## [Short task]
Locate the string "JSON" throughout the material and copy every line in which it occurs.
* * * *
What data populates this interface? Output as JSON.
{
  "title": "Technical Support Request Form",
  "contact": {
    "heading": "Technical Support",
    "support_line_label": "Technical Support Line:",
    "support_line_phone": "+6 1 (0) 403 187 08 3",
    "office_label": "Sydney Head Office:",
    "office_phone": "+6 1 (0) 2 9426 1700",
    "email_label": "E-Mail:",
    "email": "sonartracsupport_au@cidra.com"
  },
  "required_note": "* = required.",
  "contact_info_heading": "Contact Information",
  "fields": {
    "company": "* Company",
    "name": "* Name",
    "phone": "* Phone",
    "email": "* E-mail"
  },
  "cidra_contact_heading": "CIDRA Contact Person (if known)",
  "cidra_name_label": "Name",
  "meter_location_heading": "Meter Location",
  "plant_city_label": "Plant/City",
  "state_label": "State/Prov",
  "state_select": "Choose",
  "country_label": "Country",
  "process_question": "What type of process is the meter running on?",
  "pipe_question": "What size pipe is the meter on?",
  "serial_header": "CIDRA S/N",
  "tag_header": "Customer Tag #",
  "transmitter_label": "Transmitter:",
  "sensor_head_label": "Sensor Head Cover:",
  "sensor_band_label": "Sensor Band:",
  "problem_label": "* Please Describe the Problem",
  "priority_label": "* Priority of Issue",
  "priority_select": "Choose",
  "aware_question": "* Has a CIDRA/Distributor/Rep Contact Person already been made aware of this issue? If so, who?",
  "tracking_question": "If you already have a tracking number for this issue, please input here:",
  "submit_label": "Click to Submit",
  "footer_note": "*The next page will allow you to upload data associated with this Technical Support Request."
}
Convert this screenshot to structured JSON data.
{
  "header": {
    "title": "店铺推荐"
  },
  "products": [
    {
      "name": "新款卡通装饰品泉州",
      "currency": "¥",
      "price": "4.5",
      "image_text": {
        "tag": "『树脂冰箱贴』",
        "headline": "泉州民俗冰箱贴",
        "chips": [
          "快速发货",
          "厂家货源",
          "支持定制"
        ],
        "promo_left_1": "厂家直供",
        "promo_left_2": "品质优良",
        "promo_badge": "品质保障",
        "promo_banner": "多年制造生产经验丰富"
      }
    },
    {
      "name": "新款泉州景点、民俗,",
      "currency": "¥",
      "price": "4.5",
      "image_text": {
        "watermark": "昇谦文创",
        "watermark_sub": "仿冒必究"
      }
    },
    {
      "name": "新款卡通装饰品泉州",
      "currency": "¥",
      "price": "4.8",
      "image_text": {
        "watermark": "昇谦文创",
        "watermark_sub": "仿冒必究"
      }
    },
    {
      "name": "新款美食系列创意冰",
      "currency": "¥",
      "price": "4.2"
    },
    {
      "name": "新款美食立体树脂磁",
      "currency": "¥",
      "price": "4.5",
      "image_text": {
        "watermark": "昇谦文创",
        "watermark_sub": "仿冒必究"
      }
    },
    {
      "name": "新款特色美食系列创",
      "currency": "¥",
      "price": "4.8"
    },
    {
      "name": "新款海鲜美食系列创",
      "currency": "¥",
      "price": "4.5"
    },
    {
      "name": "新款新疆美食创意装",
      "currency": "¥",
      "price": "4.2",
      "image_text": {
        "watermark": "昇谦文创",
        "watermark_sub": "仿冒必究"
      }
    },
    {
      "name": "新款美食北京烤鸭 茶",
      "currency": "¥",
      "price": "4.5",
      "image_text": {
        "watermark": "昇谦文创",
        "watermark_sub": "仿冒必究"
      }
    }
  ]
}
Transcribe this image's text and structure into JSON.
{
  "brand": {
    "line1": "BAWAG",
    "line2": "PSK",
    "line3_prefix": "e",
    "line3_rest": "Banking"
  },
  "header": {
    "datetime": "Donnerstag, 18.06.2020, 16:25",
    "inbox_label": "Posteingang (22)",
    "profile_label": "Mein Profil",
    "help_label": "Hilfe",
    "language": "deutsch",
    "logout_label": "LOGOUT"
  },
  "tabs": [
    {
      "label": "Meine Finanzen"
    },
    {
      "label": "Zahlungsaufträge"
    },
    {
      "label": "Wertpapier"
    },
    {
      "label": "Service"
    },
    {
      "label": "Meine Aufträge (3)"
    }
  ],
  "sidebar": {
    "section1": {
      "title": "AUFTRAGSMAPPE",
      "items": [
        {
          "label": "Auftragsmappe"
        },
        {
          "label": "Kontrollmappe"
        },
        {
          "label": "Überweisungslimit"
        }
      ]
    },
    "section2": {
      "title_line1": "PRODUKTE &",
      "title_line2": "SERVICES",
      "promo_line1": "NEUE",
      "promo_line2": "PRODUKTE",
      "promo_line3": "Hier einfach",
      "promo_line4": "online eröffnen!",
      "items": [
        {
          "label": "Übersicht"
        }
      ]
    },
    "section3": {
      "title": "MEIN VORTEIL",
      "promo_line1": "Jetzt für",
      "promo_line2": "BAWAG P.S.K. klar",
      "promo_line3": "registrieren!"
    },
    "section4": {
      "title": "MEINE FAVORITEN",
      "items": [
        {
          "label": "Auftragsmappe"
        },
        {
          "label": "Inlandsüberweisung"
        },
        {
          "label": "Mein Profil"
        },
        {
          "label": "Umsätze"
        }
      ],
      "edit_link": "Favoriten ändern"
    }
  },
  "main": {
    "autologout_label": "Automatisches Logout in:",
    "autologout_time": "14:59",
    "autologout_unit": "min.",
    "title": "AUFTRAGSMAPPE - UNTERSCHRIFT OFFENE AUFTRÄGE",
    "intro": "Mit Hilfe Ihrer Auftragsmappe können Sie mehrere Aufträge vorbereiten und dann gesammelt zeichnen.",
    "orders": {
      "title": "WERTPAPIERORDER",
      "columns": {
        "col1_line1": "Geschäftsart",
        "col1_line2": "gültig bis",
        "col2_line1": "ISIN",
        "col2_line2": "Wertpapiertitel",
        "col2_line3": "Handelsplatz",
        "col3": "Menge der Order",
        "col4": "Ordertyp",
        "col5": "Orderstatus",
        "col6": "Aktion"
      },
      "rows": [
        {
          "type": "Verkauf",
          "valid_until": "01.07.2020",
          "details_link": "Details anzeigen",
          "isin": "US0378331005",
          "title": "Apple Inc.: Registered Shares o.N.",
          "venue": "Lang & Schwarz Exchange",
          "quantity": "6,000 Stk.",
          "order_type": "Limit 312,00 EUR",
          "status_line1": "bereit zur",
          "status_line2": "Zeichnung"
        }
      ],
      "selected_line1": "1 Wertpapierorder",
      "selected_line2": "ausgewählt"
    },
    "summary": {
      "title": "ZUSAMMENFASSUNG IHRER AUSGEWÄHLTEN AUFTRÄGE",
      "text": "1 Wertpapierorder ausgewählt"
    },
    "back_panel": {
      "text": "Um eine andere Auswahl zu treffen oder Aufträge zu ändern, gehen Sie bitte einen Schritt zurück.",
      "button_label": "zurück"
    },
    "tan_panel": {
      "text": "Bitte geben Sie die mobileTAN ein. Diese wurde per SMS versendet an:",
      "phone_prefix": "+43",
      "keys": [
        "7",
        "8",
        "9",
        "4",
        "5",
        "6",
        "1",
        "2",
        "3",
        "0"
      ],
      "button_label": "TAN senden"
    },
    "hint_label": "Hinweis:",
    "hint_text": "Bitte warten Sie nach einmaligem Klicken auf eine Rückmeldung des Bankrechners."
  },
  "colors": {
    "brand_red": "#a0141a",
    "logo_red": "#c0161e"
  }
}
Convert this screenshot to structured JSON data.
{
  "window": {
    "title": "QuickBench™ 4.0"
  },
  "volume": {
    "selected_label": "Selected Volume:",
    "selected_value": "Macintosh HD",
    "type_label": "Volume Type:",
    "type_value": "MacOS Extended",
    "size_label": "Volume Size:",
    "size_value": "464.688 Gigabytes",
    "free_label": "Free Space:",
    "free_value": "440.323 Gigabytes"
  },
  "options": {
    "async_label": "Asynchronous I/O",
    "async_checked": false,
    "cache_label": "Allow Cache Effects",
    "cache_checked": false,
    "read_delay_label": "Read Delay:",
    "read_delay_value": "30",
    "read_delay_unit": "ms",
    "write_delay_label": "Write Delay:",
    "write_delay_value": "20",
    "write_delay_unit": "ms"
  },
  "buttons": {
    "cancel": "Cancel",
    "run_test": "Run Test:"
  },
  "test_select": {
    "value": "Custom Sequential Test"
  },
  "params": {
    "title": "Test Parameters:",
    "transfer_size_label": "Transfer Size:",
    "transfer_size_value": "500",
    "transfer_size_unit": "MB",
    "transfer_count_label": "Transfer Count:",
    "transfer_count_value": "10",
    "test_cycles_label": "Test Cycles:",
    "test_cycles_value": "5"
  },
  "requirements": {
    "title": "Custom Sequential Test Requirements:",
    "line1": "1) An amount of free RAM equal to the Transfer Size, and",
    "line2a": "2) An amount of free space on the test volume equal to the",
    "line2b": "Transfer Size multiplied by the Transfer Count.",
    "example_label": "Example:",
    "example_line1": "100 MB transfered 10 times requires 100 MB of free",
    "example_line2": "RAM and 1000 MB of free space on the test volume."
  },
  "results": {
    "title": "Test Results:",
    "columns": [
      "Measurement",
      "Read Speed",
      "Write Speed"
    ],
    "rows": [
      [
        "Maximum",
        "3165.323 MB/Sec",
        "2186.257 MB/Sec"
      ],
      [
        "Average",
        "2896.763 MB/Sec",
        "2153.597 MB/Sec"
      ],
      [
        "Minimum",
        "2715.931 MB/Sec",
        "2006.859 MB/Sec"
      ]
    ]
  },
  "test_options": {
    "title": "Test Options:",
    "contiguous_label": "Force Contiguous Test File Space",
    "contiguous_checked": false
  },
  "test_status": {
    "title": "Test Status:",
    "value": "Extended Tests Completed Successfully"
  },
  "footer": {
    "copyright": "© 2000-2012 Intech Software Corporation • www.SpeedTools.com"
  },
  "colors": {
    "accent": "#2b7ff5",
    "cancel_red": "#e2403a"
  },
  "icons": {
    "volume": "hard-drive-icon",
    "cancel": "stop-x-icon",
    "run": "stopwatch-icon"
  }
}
* * * *
## [Reply]
What data populates this interface? Output as JSON.
Convert this screenshot to structured JSON data.
Transcribe this image's text and structure into JSON.
Convert this screenshot to structured JSON data.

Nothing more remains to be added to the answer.